Problem:
Select all lines holding the word "dùng" from the entries that follow.

Materials provided:
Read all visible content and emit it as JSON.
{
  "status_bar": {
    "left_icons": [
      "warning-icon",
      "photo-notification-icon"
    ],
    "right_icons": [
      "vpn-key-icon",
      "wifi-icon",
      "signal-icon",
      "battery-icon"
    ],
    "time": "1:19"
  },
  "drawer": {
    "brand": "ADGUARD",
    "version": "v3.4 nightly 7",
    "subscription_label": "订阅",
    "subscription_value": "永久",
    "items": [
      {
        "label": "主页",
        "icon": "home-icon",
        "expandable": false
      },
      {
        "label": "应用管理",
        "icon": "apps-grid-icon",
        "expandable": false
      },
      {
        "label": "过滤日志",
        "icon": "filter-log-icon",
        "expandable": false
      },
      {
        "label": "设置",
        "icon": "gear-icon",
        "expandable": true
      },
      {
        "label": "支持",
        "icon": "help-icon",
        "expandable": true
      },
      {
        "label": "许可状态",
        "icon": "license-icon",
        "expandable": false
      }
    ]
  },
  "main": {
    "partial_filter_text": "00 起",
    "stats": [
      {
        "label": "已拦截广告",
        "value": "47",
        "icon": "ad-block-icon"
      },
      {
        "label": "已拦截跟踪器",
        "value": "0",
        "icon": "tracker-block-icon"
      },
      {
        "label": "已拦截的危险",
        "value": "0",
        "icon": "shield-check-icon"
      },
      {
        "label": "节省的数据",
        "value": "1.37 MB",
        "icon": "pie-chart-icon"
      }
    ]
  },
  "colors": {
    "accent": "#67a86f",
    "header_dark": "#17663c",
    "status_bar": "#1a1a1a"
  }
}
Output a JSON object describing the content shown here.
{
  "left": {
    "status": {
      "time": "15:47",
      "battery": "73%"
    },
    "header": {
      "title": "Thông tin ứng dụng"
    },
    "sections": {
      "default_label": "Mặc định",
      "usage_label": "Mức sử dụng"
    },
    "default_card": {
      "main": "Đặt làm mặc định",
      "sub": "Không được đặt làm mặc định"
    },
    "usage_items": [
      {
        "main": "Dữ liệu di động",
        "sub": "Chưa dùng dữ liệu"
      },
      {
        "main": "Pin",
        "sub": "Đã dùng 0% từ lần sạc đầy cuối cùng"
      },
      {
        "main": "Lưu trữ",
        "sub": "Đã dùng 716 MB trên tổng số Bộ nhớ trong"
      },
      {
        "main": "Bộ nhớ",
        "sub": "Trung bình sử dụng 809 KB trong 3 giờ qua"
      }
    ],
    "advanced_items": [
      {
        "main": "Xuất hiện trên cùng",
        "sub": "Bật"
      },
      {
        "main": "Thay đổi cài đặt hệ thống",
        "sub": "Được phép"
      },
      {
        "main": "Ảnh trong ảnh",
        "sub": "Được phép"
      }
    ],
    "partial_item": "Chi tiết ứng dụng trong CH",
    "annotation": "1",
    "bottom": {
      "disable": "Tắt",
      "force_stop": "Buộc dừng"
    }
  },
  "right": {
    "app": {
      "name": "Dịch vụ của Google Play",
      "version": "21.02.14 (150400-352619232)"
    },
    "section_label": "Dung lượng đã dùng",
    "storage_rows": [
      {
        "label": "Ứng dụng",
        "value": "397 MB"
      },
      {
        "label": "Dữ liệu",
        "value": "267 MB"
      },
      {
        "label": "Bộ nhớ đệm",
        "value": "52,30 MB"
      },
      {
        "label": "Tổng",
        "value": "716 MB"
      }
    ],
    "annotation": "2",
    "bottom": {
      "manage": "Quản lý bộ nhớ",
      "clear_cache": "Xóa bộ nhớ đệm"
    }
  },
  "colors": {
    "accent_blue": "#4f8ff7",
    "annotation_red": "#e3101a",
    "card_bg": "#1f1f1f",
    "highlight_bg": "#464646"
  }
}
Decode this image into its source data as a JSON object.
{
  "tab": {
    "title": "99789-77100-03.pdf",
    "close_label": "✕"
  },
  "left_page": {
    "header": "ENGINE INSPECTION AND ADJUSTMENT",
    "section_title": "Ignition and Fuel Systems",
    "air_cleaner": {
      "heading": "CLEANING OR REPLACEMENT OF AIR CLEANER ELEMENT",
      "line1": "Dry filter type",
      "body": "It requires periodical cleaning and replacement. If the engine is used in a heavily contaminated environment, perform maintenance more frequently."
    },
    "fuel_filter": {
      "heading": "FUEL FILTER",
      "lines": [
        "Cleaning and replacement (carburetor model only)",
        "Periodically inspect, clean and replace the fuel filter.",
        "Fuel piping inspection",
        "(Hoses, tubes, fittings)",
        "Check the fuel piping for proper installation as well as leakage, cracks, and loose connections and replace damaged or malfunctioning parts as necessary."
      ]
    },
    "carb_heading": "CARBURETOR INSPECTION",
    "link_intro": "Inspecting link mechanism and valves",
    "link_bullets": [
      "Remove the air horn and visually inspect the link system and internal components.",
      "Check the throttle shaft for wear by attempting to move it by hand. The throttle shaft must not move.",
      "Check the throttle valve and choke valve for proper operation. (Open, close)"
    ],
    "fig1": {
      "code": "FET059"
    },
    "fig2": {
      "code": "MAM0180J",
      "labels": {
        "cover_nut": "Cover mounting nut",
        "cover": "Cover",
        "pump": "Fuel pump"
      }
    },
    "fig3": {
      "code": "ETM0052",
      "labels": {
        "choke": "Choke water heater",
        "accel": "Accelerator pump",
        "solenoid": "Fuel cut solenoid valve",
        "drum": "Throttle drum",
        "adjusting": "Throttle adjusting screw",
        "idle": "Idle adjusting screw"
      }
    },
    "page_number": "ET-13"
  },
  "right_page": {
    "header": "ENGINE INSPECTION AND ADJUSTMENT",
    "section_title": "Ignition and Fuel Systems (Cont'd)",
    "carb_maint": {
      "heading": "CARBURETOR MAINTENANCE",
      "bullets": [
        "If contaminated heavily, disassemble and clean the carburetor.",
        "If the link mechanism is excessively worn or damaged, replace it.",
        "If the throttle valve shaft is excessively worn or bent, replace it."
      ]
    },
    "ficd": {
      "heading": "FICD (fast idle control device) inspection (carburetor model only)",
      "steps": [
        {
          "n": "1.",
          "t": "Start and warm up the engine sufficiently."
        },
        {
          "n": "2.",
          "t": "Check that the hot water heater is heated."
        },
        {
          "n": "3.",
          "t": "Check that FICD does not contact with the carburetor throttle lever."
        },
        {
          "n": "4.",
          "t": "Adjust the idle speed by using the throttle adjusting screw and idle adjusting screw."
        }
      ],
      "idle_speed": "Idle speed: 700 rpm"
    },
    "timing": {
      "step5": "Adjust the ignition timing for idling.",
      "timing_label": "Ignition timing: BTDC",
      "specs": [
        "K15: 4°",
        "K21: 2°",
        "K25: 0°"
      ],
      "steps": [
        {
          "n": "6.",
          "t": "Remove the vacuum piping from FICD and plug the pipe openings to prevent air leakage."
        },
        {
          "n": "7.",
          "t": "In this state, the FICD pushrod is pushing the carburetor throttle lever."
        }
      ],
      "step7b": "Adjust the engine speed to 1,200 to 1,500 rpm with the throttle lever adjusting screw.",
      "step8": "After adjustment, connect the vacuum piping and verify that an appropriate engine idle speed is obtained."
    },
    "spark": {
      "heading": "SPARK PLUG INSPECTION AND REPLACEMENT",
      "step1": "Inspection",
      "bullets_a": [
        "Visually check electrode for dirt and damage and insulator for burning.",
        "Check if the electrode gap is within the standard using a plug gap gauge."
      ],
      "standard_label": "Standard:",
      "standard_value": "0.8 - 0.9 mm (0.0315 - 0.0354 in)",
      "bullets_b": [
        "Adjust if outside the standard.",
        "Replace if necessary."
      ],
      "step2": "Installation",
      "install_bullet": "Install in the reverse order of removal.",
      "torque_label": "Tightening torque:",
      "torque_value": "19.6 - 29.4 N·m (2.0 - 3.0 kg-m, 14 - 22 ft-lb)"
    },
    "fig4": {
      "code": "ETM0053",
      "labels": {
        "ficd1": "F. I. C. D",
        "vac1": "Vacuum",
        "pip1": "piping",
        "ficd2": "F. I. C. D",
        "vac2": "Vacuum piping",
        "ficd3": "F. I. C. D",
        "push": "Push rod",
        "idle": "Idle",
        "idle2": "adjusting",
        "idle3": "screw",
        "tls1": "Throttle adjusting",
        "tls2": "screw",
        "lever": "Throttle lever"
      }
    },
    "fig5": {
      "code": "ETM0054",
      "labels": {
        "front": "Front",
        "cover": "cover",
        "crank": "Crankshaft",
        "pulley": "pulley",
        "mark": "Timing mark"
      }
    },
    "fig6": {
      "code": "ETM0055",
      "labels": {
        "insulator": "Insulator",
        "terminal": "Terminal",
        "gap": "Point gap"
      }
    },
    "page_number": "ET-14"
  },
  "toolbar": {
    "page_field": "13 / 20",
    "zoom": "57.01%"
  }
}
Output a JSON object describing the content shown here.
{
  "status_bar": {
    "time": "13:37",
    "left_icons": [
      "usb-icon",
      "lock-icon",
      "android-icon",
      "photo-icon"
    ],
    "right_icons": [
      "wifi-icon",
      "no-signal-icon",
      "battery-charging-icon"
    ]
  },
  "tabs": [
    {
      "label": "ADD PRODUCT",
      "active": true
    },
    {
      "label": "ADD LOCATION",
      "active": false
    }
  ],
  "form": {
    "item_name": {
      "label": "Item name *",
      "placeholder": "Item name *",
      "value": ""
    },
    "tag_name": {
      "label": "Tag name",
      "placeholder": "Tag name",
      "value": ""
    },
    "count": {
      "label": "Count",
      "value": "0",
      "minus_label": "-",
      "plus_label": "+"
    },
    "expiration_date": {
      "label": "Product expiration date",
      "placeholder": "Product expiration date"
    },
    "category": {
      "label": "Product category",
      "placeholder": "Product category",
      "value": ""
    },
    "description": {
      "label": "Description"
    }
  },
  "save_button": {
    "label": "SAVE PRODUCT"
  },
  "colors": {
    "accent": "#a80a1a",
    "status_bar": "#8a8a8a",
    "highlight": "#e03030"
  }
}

Result of the exercise:
        "sub": "Chưa dùng dữ liệu"
        "sub": "Đã dùng 0% từ lần sạc đầy cuối cùng"
        "sub": "Đã dùng 716 MB trên tổng số Bộ nhớ trong"
    "section_label": "Dung lượng đã dùng",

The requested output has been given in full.